• Task goal:
Pull each line holding the word "Zoom" from the data.

• Task material:
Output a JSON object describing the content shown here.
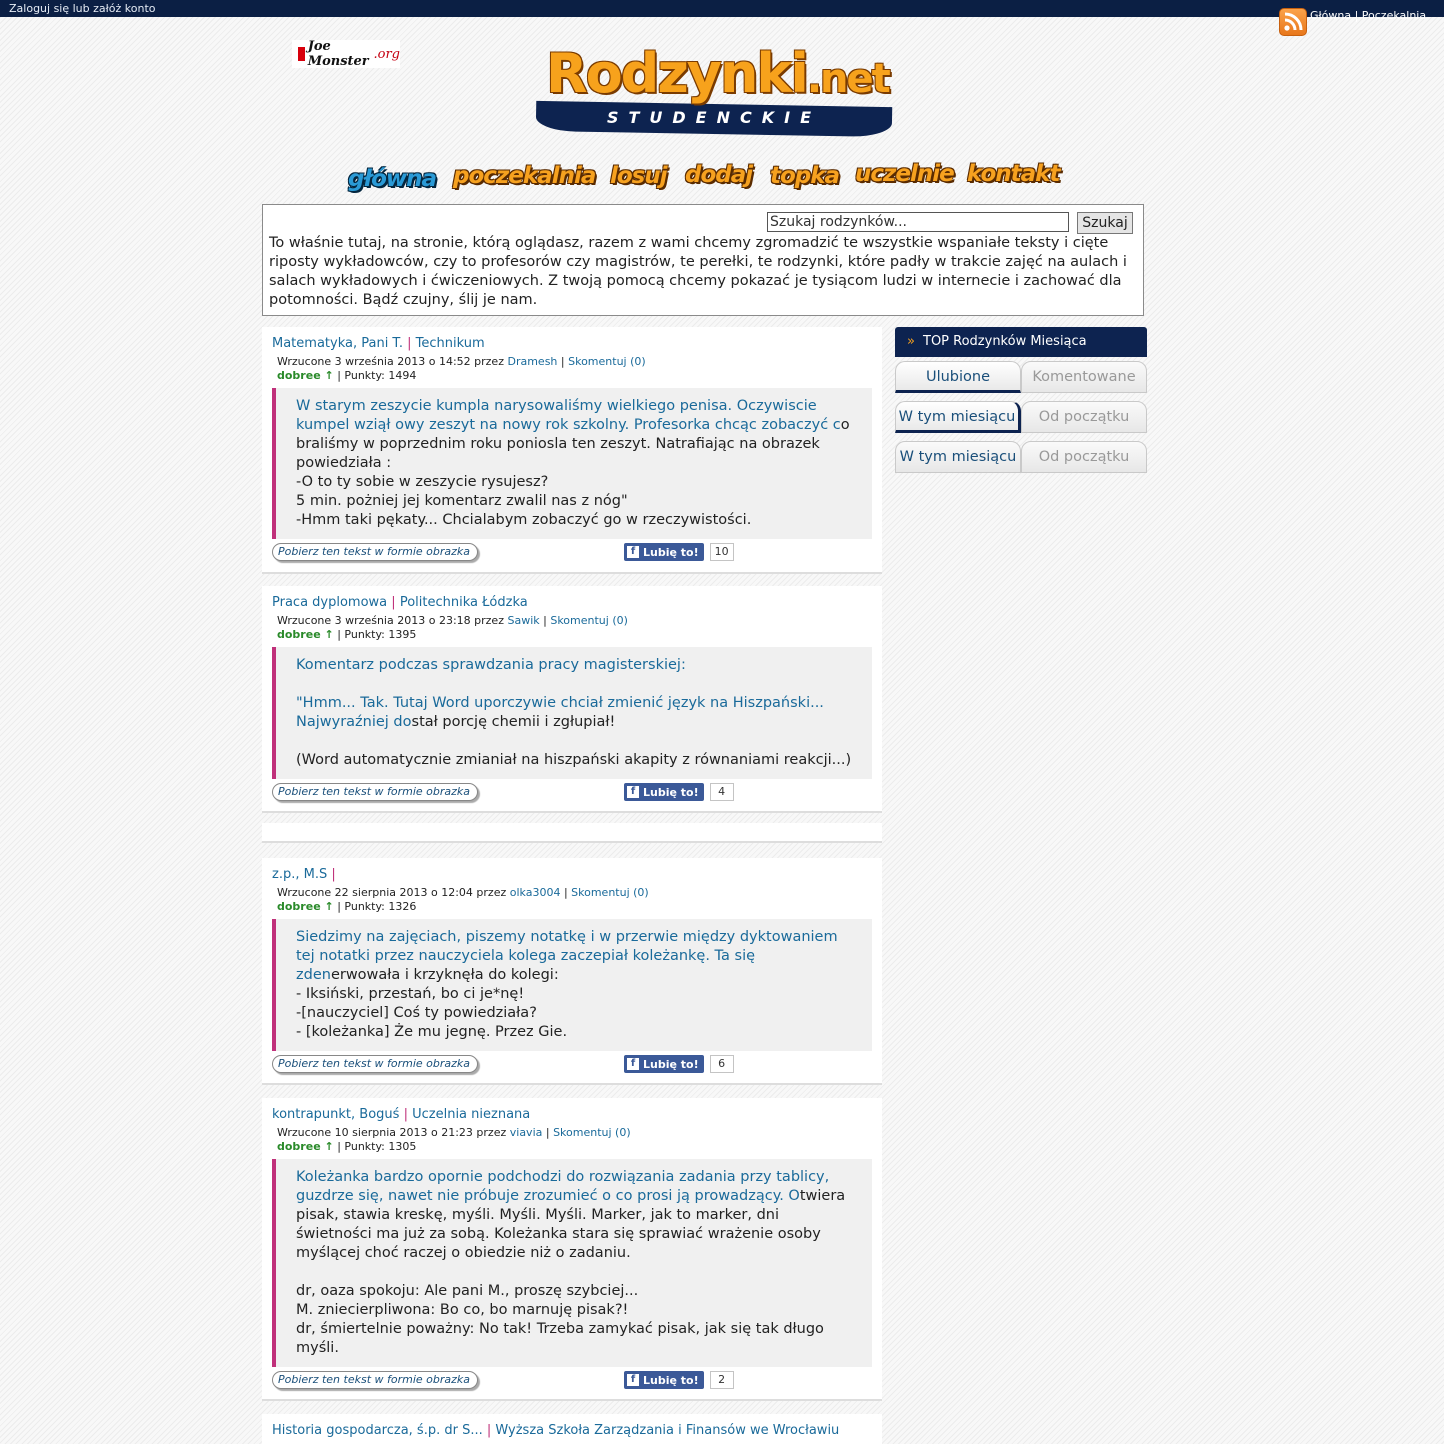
{
  "topbar": {
    "text": "Zaloguj się lub załóż konto"
  },
  "toplinks": {
    "text": "Główna | Poczekalnia"
  },
  "partner": {
    "name": "Joe Monster",
    "suffix": ".org"
  },
  "logo": {
    "word": "Rodzynki",
    "tld": ".net",
    "sub": "STUDENCKIE"
  },
  "nav": [
    "główna",
    "poczekalnia",
    "losuj",
    "dodaj",
    "topka",
    "uczelnie",
    "kontakt"
  ],
  "search": {
    "placeholder": "Szukaj rodzynków...",
    "button": "Szukaj"
  },
  "intro": "To właśnie tutaj, na stronie, którą oglądasz, razem z wami chcemy zgromadzić te wszystkie wspaniałe teksty i cięte riposty wykładowców, czy to profesorów czy magistrów, te perełki, te rodzynki, które padły w trakcie zajęć na aulach i salach wykładowych i ćwiczeniowych. Z twoją pomocą chcemy pokazać je tysiącom ludzi w internecie i zachować dla potomności. Bądź czujny, ślij je nam.",
  "common": {
    "download": "Pobierz ten tekst w formie obrazka",
    "like": "Lubię to!",
    "good": "dobree ↑",
    "uploaded": "Wrzucone",
    "by": "przez",
    "points_label": "Punkty:"
  },
  "posts": [
    {
      "category": "Matematyka, Pani T.",
      "school": "Technikum",
      "date": "3 września 2013 o 14:52",
      "author": "Dramesh",
      "comments": "Skomentuj (0)",
      "points": "1494",
      "lead": "W starym zeszycie kumpla narysowaliśmy wielkiego penisa. Oczywiscie kumpel wziął owy zeszyt na nowy rok szkolny. Profesorka chcąc zobaczyć c",
      "text": "o braliśmy w poprzednim roku poniosla ten zeszyt. Natrafiając na obrazek powiedziała :\n-O to ty sobie w zeszycie rysujesz?\n5 min. pożniej jej komentarz zwalil nas z nóg\"\n-Hmm taki pękaty... Chcialabym zobaczyć go w rzeczywistości.",
      "likes": "10"
    },
    {
      "category": "Praca dyplomowa",
      "school": "Politechnika Łódzka",
      "date": "3 września 2013 o 23:18",
      "author": "Sawik",
      "comments": "Skomentuj (0)",
      "points": "1395",
      "lead": "Komentarz podczas sprawdzania pracy magisterskiej:\n\n\"Hmm... Tak. Tutaj Word uporczywie chciał zmienić język na Hiszpański... Najwyraźniej do",
      "text": "stał porcję chemii i zgłupiał!\n\n(Word automatycznie zmianiał na hiszpański akapity z równaniami reakcji...)",
      "likes": "4"
    },
    {
      "category": "z.p., M.S",
      "school": "",
      "date": "22 sierpnia 2013 o 12:04",
      "author": "olka3004",
      "comments": "Skomentuj (0)",
      "points": "1326",
      "lead": "Siedzimy na zajęciach, piszemy notatkę i w przerwie między dyktowaniem tej notatki przez nauczyciela kolega zaczepiał koleżankę. Ta się zden",
      "text": "erwowała i krzyknęła do kolegi:\n- Iksiński, przestań, bo ci je*nę!\n-[nauczyciel] Coś ty powiedziała?\n- [koleżanka] Że mu jegnę. Przez Gie.",
      "likes": "6"
    },
    {
      "category": "kontrapunkt, Boguś",
      "school": "Uczelnia nieznana",
      "date": "10 sierpnia 2013 o 21:23",
      "author": "viavia",
      "comments": "Skomentuj (0)",
      "points": "1305",
      "lead": "Koleżanka bardzo opornie podchodzi do rozwiązania zadania przy tablicy, guzdrze się, nawet nie próbuje zrozumieć o co prosi ją prowadzący. O",
      "text": "twiera pisak, stawia kreskę, myśli. Myśli. Myśli. Marker, jak to marker, dni świetności ma już za sobą. Koleżanka stara się sprawiać wrażenie osoby myślącej choć raczej o obiedzie niż o zadaniu.\n\ndr, oaza spokoju: Ale pani M., proszę szybciej...\nM. zniecierpliwona: Bo co, bo marnuję pisak?!\ndr, śmiertelnie poważny: No tak! Trzeba zamykać pisak, jak się tak długo myśli.",
      "likes": "2"
    },
    {
      "category": "Historia gospodarcza, ś.p. dr S...",
      "school": "Wyższa Szkoła Zarządzania i Finansów we Wrocławiu"
    }
  ],
  "sidebar": {
    "title": "TOP Rodzynków Miesiąca",
    "tabs1": [
      "Ulubione",
      "Komentowane"
    ],
    "tabs2": [
      "W tym miesiącu",
      "Od początku"
    ],
    "tabs3": [
      "W tym miesiącu",
      "Od początku"
    ]
  },
  "colors": {
    "navy": "#0d2350",
    "accent_pink": "#c0307a",
    "link": "#1a6a9a",
    "nav_orange": "#f6a11f",
    "fb_blue": "#3b5998"
  },
  "icons": {
    "rss": "rss-icon",
    "sidebar_head": "arrows-icon",
    "fb": "facebook-icon"
  }
}
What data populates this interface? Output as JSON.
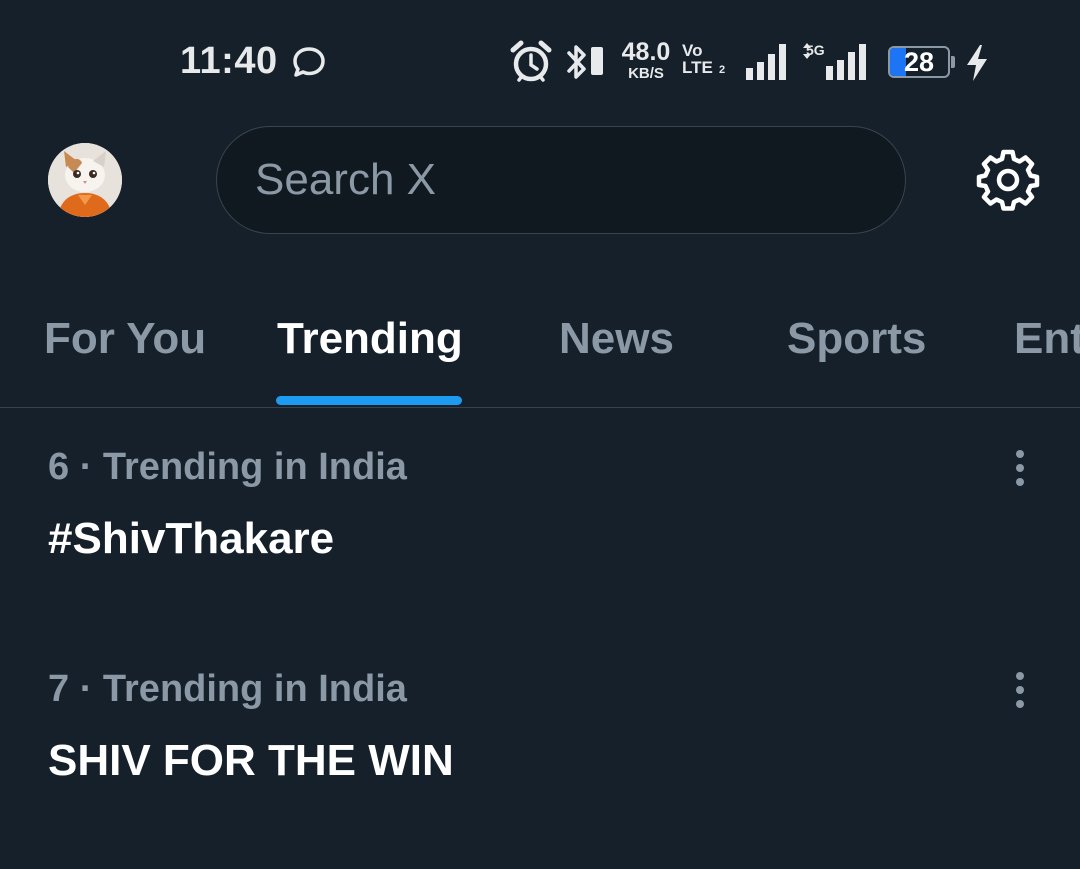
{
  "status_bar": {
    "time": "11:40",
    "message_icon": "message-bubble-icon",
    "alarm_icon": "alarm-icon",
    "bluetooth_icon": "bluetooth-icon",
    "vibrate_icon": "vibrate-icon",
    "network_speed": "48.0",
    "network_speed_unit": "KB/S",
    "volte_top": "Vo",
    "volte_bottom": "LTE",
    "sim_slot": "2",
    "network_type": "5G",
    "battery_level": "28",
    "battery_fraction": 0.28,
    "charging_icon": "lightning-bolt-icon"
  },
  "header": {
    "avatar_icon": "profile-avatar-icon",
    "search_placeholder": "Search X",
    "settings_icon": "gear-icon"
  },
  "tabs": [
    {
      "label": "For You",
      "active": false
    },
    {
      "label": "Trending",
      "active": true
    },
    {
      "label": "News",
      "active": false
    },
    {
      "label": "Sports",
      "active": false
    },
    {
      "label": "Ent",
      "active": false
    }
  ],
  "trends": [
    {
      "context": "6 · Trending in India",
      "name": "#ShivThakare"
    },
    {
      "context": "7 · Trending in India",
      "name": "SHIV FOR THE WIN"
    }
  ],
  "colors": {
    "background": "#15202b",
    "accent": "#1d9bf0",
    "secondary_text": "#8b98a5",
    "primary_text": "#ffffff",
    "divider": "#38444d",
    "battery_fill": "#1d74f5"
  }
}
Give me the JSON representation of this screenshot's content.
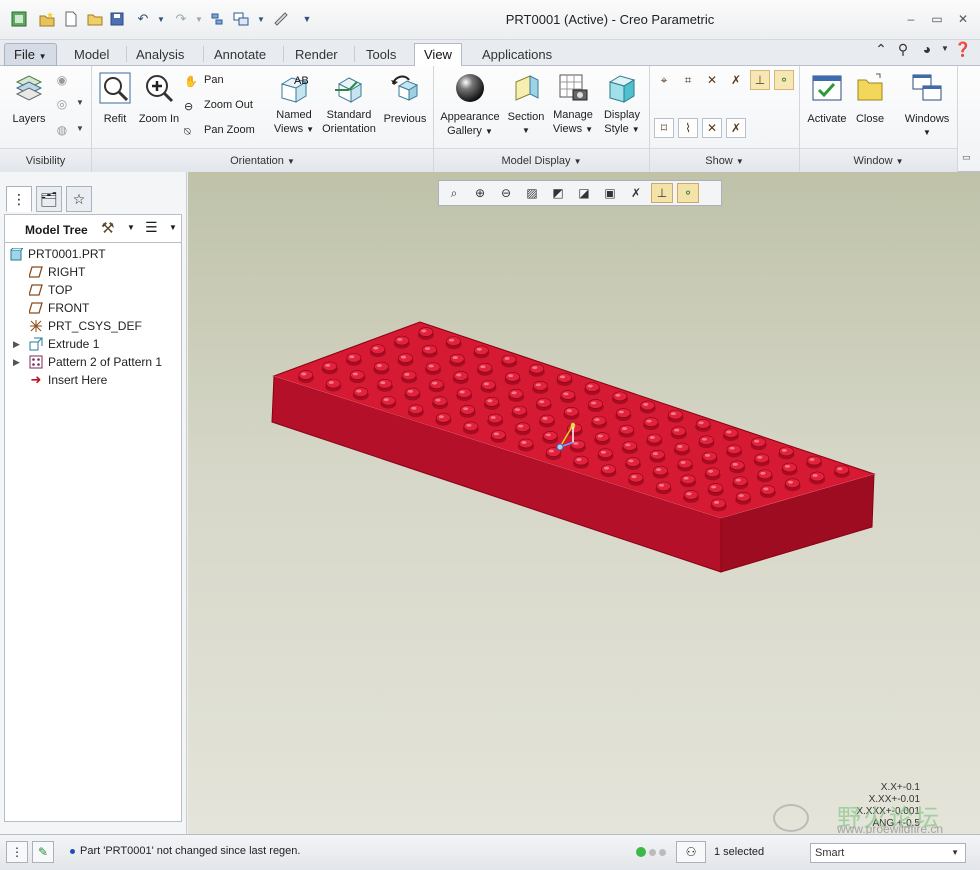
{
  "window": {
    "title": "PRT0001 (Active) - Creo Parametric"
  },
  "tabs": [
    {
      "label": "File",
      "id": "file"
    },
    {
      "label": "Model",
      "id": "model"
    },
    {
      "label": "Analysis",
      "id": "analysis"
    },
    {
      "label": "Annotate",
      "id": "annotate"
    },
    {
      "label": "Render",
      "id": "render"
    },
    {
      "label": "Tools",
      "id": "tools"
    },
    {
      "label": "View",
      "id": "view",
      "active": true
    },
    {
      "label": "Applications",
      "id": "applications"
    }
  ],
  "ribbon": {
    "visibility": {
      "label": "Visibility",
      "layers": "Layers"
    },
    "orientation": {
      "label": "Orientation",
      "refit": "Refit",
      "zoom_in": "Zoom In",
      "pan": "Pan",
      "zoom_out": "Zoom Out",
      "pan_zoom": "Pan Zoom",
      "named_views_1": "Named",
      "named_views_2": "Views",
      "standard_orientation_1": "Standard",
      "standard_orientation_2": "Orientation",
      "previous": "Previous"
    },
    "model_display": {
      "label": "Model Display",
      "appearance_1": "Appearance",
      "appearance_2": "Gallery",
      "section": "Section",
      "manage_views_1": "Manage",
      "manage_views_2": "Views",
      "display_style_1": "Display",
      "display_style_2": "Style"
    },
    "show": {
      "label": "Show"
    },
    "window": {
      "label": "Window",
      "activate": "Activate",
      "close": "Close",
      "windows": "Windows"
    }
  },
  "model_tree": {
    "title": "Model Tree",
    "items": [
      {
        "label": "PRT0001.PRT",
        "icon": "part-icon",
        "level": 0
      },
      {
        "label": "RIGHT",
        "icon": "datum-plane-icon",
        "level": 1
      },
      {
        "label": "TOP",
        "icon": "datum-plane-icon",
        "level": 1
      },
      {
        "label": "FRONT",
        "icon": "datum-plane-icon",
        "level": 1
      },
      {
        "label": "PRT_CSYS_DEF",
        "icon": "csys-icon",
        "level": 1
      },
      {
        "label": "Extrude 1",
        "icon": "extrude-icon",
        "level": 1,
        "expandable": true
      },
      {
        "label": "Pattern 2 of Pattern 1",
        "icon": "pattern-icon",
        "level": 1,
        "expandable": true
      },
      {
        "label": "Insert Here",
        "icon": "insert-arrow-icon",
        "level": 1
      }
    ]
  },
  "viewport": {
    "tolerances": [
      "X.X+-0.1",
      "X.XX+-0.01",
      "X.XXX+-0.001",
      "ANG +-0.5"
    ],
    "watermark": {
      "cn": "野火论坛",
      "url": "www.proewildfire.cn"
    }
  },
  "status": {
    "message": "Part 'PRT0001' not changed since last regen.",
    "selected": "1 selected",
    "filter": "Smart"
  },
  "colors": {
    "model": "#c8102e",
    "accent": "#2f5f9e"
  }
}
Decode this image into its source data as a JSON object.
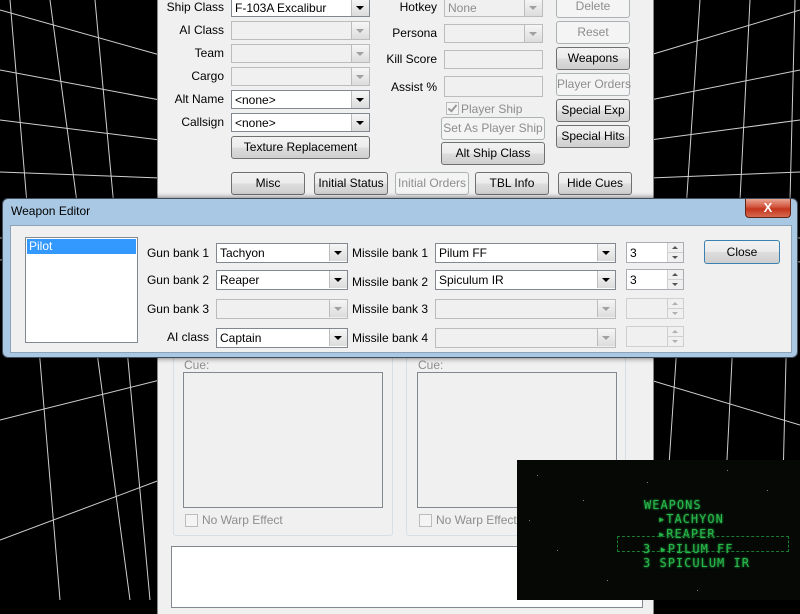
{
  "ship_editor": {
    "labels": {
      "ship_class": "Ship Class",
      "ai_class": "AI Class",
      "team": "Team",
      "cargo": "Cargo",
      "alt_name": "Alt Name",
      "callsign": "Callsign",
      "hotkey": "Hotkey",
      "persona": "Persona",
      "kill_score": "Kill Score",
      "assist": "Assist %",
      "player_ship": "Player Ship",
      "cue": "Cue:",
      "no_warp": "No Warp Effect"
    },
    "values": {
      "ship_class": "F-103A Excalibur",
      "alt_name": "<none>",
      "callsign": "<none>",
      "hotkey": "None"
    },
    "buttons": {
      "delete": "Delete",
      "reset": "Reset",
      "weapons": "Weapons",
      "player_orders": "Player Orders",
      "special_exp": "Special Exp",
      "special_hits": "Special Hits",
      "set_as_player_ship": "Set As Player Ship",
      "alt_ship_class": "Alt Ship Class",
      "texture_replacement": "Texture Replacement",
      "misc": "Misc",
      "initial_status": "Initial Status",
      "initial_orders": "Initial Orders",
      "tbl_info": "TBL Info",
      "hide_cues": "Hide Cues"
    }
  },
  "weapon_editor": {
    "title": "Weapon Editor",
    "close_x": "X",
    "close_button": "Close",
    "list_items": [
      "Pilot"
    ],
    "labels": {
      "gun1": "Gun bank 1",
      "gun2": "Gun bank 2",
      "gun3": "Gun bank 3",
      "ai_class": "AI class",
      "missile1": "Missile bank 1",
      "missile2": "Missile bank 2",
      "missile3": "Missile bank 3",
      "missile4": "Missile bank 4"
    },
    "values": {
      "gun1": "Tachyon",
      "gun2": "Reaper",
      "ai_class": "Captain",
      "missile1": "Pilum FF",
      "missile2": "Spiculum IR",
      "missile1_count": "3",
      "missile2_count": "3"
    }
  },
  "hud": {
    "header": "WEAPONS",
    "guns": [
      "TACHYON",
      "REAPER"
    ],
    "missiles": [
      {
        "count": "3",
        "name": "PILUM FF"
      },
      {
        "count": "3",
        "name": "SPICULUM IR"
      }
    ],
    "colors": {
      "hud_green": "#27b84a"
    }
  }
}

• Solution:
      "zoom_in": "Zoom In",
      "zoom_out": "Zoom Out",
      "pan_zoom": "Pan Zoom",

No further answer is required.